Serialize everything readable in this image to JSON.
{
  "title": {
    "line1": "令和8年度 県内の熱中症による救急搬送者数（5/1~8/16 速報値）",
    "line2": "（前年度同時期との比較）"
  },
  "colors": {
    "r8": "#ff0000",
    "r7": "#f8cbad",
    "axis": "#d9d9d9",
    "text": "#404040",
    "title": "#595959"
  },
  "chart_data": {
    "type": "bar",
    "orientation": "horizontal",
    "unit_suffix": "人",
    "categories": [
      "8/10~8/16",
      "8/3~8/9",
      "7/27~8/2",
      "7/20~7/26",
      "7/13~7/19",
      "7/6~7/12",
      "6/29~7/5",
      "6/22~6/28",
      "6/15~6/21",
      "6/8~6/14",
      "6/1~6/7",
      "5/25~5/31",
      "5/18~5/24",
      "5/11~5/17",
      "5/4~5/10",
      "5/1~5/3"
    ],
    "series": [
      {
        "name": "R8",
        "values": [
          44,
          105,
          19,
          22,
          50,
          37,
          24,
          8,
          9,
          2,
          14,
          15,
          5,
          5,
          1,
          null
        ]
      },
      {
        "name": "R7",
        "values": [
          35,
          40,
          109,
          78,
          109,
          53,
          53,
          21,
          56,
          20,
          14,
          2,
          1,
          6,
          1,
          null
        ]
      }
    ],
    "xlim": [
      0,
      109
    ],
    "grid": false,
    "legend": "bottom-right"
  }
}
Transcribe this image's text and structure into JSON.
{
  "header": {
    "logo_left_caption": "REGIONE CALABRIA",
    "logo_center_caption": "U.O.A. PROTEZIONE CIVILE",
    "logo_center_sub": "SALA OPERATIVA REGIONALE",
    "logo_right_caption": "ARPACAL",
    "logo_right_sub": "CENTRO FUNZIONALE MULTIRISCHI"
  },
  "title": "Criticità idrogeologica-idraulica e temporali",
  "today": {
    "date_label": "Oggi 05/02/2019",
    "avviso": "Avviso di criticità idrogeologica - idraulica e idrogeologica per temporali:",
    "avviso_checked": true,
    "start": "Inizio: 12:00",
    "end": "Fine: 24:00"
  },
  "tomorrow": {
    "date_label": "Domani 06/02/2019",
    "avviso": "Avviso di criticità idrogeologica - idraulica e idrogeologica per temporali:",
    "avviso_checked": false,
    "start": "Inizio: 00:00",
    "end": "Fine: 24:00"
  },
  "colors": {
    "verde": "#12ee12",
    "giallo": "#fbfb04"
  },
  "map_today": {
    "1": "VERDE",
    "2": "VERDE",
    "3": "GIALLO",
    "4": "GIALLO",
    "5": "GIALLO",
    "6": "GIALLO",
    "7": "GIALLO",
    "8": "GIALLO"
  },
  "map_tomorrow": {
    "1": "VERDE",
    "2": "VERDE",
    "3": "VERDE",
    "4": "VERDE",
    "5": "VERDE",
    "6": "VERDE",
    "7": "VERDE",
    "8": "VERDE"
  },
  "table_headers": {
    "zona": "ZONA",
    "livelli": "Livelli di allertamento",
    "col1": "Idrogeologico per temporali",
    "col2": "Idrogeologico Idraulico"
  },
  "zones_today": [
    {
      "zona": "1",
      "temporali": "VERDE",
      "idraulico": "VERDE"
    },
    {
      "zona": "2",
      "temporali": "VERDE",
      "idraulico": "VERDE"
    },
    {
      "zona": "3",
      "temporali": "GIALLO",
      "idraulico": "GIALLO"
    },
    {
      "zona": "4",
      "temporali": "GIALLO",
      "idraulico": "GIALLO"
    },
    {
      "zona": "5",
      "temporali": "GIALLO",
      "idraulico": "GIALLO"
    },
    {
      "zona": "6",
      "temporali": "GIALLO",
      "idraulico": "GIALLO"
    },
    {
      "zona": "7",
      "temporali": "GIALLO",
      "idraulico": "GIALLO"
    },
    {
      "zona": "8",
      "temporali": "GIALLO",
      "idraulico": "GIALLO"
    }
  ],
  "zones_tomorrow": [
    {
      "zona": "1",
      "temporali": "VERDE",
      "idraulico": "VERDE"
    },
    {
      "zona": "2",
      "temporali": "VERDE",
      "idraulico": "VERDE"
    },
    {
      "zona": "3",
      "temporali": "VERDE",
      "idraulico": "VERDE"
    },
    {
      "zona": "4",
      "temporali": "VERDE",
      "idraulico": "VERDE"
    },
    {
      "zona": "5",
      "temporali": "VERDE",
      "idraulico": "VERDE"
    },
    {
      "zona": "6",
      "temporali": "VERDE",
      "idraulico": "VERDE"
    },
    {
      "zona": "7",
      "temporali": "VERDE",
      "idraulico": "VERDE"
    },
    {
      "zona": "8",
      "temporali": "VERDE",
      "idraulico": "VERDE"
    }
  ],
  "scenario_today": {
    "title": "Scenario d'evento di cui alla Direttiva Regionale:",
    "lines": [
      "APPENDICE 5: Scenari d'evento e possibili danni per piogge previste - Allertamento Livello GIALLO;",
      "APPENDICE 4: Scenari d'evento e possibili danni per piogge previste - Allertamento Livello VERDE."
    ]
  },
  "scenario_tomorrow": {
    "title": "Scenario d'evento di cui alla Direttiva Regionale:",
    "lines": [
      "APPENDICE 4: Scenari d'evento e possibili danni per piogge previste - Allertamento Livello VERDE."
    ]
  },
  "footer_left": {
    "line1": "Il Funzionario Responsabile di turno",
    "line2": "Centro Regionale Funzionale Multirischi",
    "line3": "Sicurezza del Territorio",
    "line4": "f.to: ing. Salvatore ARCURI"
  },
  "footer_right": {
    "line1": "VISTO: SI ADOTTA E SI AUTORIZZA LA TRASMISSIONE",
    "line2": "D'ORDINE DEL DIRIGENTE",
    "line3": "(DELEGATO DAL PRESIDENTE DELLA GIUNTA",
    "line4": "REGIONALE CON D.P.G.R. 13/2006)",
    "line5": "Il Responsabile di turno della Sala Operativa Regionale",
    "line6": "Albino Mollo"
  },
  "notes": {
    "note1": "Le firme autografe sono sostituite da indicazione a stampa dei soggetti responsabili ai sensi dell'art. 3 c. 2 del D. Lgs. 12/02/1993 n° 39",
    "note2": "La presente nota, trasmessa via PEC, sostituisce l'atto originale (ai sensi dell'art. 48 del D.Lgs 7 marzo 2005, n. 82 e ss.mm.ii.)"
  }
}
^^^^^^^^^^^^^^^^
## Required work
Would you reproduce all the entries exactly?

## Exercise output
Serialize everything readable in this image to JSON.
{
  "title": {
    "line1": "令和8年度 県内の熱中症による救急搬送者数（5/1~8/16 速報値）",
    "line2": "（前年度同時期との比較）"
  },
  "colors": {
    "r8": "#ff0000",
    "r7": "#f8cbad",
    "axis": "#d9d9d9",
    "text": "#404040",
    "title": "#595959"
  },
  "chart_data": {
    "type": "bar",
    "orientation": "horizontal",
    "unit_suffix": "人",
    "categories": [
      "8/10~8/16",
      "8/3~8/9",
      "7/27~8/2",
      "7/20~7/26",
      "7/13~7/19",
      "7/6~7/12",
      "6/29~7/5",
      "6/22~6/28",
      "6/15~6/21",
      "6/8~6/14",
      "6/1~6/7",
      "5/25~5/31",
      "5/18~5/24",
      "5/11~5/17",
      "5/4~5/10",
      "5/1~5/3"
    ],
    "series": [
      {
        "name": "R8",
        "values": [
          44,
          105,
          19,
          22,
          50,
          37,
          24,
          8,
          9,
          2,
          14,
          15,
          5,
          5,
          1,
          null
        ]
      },
      {
        "name": "R7",
        "values": [
          35,
          40,
          109,
          78,
          109,
          53,
          53,
          21,
          56,
          20,
          14,
          2,
          1,
          6,
          1,
          null
        ]
      }
    ],
    "xlim": [
      0,
      109
    ],
    "grid": false,
    "legend": "bottom-right"
  }
}
Transcribe this image's text and structure into JSON.
{
  "header": {
    "logo_left_caption": "REGIONE CALABRIA",
    "logo_center_caption": "U.O.A. PROTEZIONE CIVILE",
    "logo_center_sub": "SALA OPERATIVA REGIONALE",
    "logo_right_caption": "ARPACAL",
    "logo_right_sub": "CENTRO FUNZIONALE MULTIRISCHI"
  },
  "title": "Criticità idrogeologica-idraulica e temporali",
  "today": {
    "date_label": "Oggi 05/02/2019",
    "avviso": "Avviso di criticità idrogeologica - idraulica e idrogeologica per temporali:",
    "avviso_checked": true,
    "start": "Inizio: 12:00",
    "end": "Fine: 24:00"
  },
  "tomorrow": {
    "date_label": "Domani 06/02/2019",
    "avviso": "Avviso di criticità idrogeologica - idraulica e idrogeologica per temporali:",
    "avviso_checked": false,
    "start": "Inizio: 00:00",
    "end": "Fine: 24:00"
  },
  "colors": {
    "verde": "#12ee12",
    "giallo": "#fbfb04"
  },
  "map_today": {
    "1": "VERDE",
    "2": "VERDE",
    "3": "GIALLO",
    "4": "GIALLO",
    "5": "GIALLO",
    "6": "GIALLO",
    "7": "GIALLO",
    "8": "GIALLO"
  },
  "map_tomorrow": {
    "1": "VERDE",
    "2": "VERDE",
    "3": "VERDE",
    "4": "VERDE",
    "5": "VERDE",
    "6": "VERDE",
    "7": "VERDE",
    "8": "VERDE"
  },
  "table_headers": {
    "zona": "ZONA",
    "livelli": "Livelli di allertamento",
    "col1": "Idrogeologico per temporali",
    "col2": "Idrogeologico Idraulico"
  },
  "zones_today": [
    {
      "zona": "1",
      "temporali": "VERDE",
      "idraulico": "VERDE"
    },
    {
      "zona": "2",
      "temporali": "VERDE",
      "idraulico": "VERDE"
    },
    {
      "zona": "3",
      "temporali": "GIALLO",
      "idraulico": "GIALLO"
    },
    {
      "zona": "4",
      "temporali": "GIALLO",
      "idraulico": "GIALLO"
    },
    {
      "zona": "5",
      "temporali": "GIALLO",
      "idraulico": "GIALLO"
    },
    {
      "zona": "6",
      "temporali": "GIALLO",
      "idraulico": "GIALLO"
    },
    {
      "zona": "7",
      "temporali": "GIALLO",
      "idraulico": "GIALLO"
    },
    {
      "zona": "8",
      "temporali": "GIALLO",
      "idraulico": "GIALLO"
    }
  ],
  "zones_tomorrow": [
    {
      "zona": "1",
      "temporali": "VERDE",
      "idraulico": "VERDE"
    },
    {
      "zona": "2",
      "temporali": "VERDE",
      "idraulico": "VERDE"
    },
    {
      "zona": "3",
      "temporali": "VERDE",
      "idraulico": "VERDE"
    },
    {
      "zona": "4",
      "temporali": "VERDE",
      "idraulico": "VERDE"
    },
    {
      "zona": "5",
      "temporali": "VERDE",
      "idraulico": "VERDE"
    },
    {
      "zona": "6",
      "temporali": "VERDE",
      "idraulico": "VERDE"
    },
    {
      "zona": "7",
      "temporali": "VERDE",
      "idraulico": "VERDE"
    },
    {
      "zona": "8",
      "temporali": "VERDE",
      "idraulico": "VERDE"
    }
  ],
  "scenario_today": {
    "title": "Scenario d'evento di cui alla Direttiva Regionale:",
    "lines": [
      "APPENDICE 5: Scenari d'evento e possibili danni per piogge previste - Allertamento Livello GIALLO;",
      "APPENDICE 4: Scenari d'evento e possibili danni per piogge previste - Allertamento Livello VERDE."
    ]
  },
  "scenario_tomorrow": {
    "title": "Scenario d'evento di cui alla Direttiva Regionale:",
    "lines": [
      "APPENDICE 4: Scenari d'evento e possibili danni per piogge previste - Allertamento Livello VERDE."
    ]
  },
  "footer_left": {
    "line1": "Il Funzionario Responsabile di turno",
    "line2": "Centro Regionale Funzionale Multirischi",
    "line3": "Sicurezza del Territorio",
    "line4": "f.to: ing. Salvatore ARCURI"
  },
  "footer_right": {
    "line1": "VISTO: SI ADOTTA E SI AUTORIZZA LA TRASMISSIONE",
    "line2": "D'ORDINE DEL DIRIGENTE",
    "line3": "(DELEGATO DAL PRESIDENTE DELLA GIUNTA",
    "line4": "REGIONALE CON D.P.G.R. 13/2006)",
    "line5": "Il Responsabile di turno della Sala Operativa Regionale",
    "line6": "Albino Mollo"
  },
  "notes": {
    "note1": "Le firme autografe sono sostituite da indicazione a stampa dei soggetti responsabili ai sensi dell'art. 3 c. 2 del D. Lgs. 12/02/1993 n° 39",
    "note2": "La presente nota, trasmessa via PEC, sostituisce l'atto originale (ai sensi dell'art. 48 del D.Lgs 7 marzo 2005, n. 82 e ss.mm.ii.)"
  }
}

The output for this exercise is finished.